▶ [Short exercise] The entries below need to be written out exactly, with no pictures included.

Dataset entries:
--*--

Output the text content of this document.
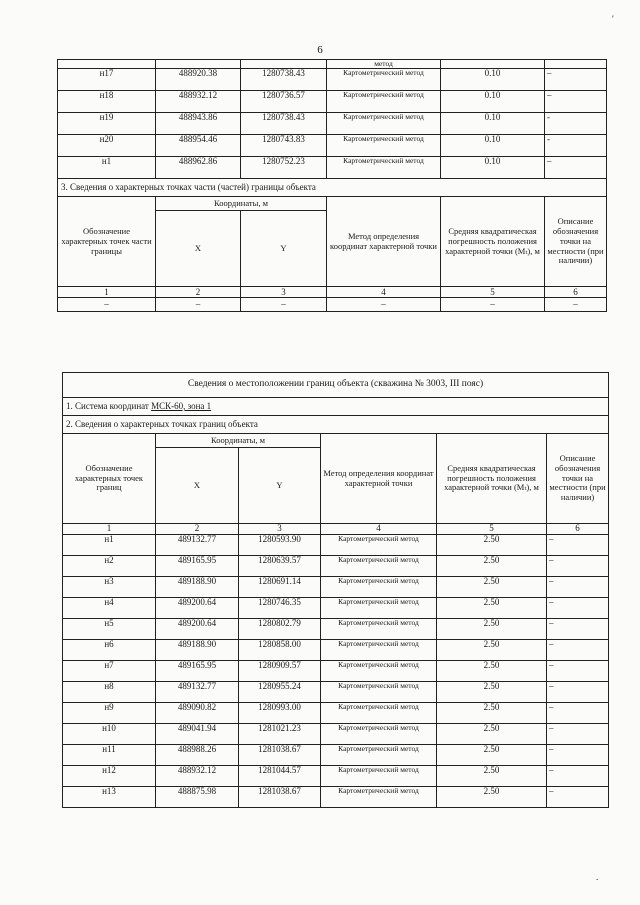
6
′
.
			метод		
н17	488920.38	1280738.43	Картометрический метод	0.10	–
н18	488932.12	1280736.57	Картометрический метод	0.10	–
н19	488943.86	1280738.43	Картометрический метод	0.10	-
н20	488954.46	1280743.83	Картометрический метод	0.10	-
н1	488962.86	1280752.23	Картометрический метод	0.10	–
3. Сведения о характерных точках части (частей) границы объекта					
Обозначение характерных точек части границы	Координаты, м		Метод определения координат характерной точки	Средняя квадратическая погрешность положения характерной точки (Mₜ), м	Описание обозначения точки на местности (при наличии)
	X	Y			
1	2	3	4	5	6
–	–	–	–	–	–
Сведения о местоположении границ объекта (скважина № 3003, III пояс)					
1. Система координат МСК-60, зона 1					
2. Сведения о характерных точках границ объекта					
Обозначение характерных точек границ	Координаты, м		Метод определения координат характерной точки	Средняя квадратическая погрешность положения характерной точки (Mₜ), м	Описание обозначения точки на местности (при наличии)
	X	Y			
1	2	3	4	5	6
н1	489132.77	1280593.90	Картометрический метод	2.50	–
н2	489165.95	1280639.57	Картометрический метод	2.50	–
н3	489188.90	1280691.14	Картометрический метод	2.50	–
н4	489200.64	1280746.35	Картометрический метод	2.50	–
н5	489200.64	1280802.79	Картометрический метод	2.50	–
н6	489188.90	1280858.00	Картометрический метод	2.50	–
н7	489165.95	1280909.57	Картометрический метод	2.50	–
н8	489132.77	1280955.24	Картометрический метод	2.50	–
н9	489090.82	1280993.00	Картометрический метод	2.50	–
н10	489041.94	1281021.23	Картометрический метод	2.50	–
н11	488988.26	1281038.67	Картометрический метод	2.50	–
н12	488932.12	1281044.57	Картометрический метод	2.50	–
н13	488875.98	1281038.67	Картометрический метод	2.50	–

--*--

▶ [The reply]
Output the text content of this document.
6
′
.
			метод		
н17	488920.38	1280738.43	Картометрический метод	0.10	–
н18	488932.12	1280736.57	Картометрический метод	0.10	–
н19	488943.86	1280738.43	Картометрический метод	0.10	-
н20	488954.46	1280743.83	Картометрический метод	0.10	-
н1	488962.86	1280752.23	Картометрический метод	0.10	–
3. Сведения о характерных точках части (частей) границы объекта					
Обозначение характерных точек части границы	Координаты, м		Метод определения координат характерной точки	Средняя квадратическая погрешность положения характерной точки (Mₜ), м	Описание обозначения точки на местности (при наличии)
	X	Y			
1	2	3	4	5	6
–	–	–	–	–	–
Сведения о местоположении границ объекта (скважина № 3003, III пояс)					
1. Система координат МСК-60, зона 1					
2. Сведения о характерных точках границ объекта					
Обозначение характерных точек границ	Координаты, м		Метод определения координат характерной точки	Средняя квадратическая погрешность положения характерной точки (Mₜ), м	Описание обозначения точки на местности (при наличии)
	X	Y			
1	2	3	4	5	6
н1	489132.77	1280593.90	Картометрический метод	2.50	–
н2	489165.95	1280639.57	Картометрический метод	2.50	–
н3	489188.90	1280691.14	Картометрический метод	2.50	–
н4	489200.64	1280746.35	Картометрический метод	2.50	–
н5	489200.64	1280802.79	Картометрический метод	2.50	–
н6	489188.90	1280858.00	Картометрический метод	2.50	–
н7	489165.95	1280909.57	Картометрический метод	2.50	–
н8	489132.77	1280955.24	Картометрический метод	2.50	–
н9	489090.82	1280993.00	Картометрический метод	2.50	–
н10	489041.94	1281021.23	Картометрический метод	2.50	–
н11	488988.26	1281038.67	Картометрический метод	2.50	–
н12	488932.12	1281044.57	Картометрический метод	2.50	–
н13	488875.98	1281038.67	Картометрический метод	2.50	–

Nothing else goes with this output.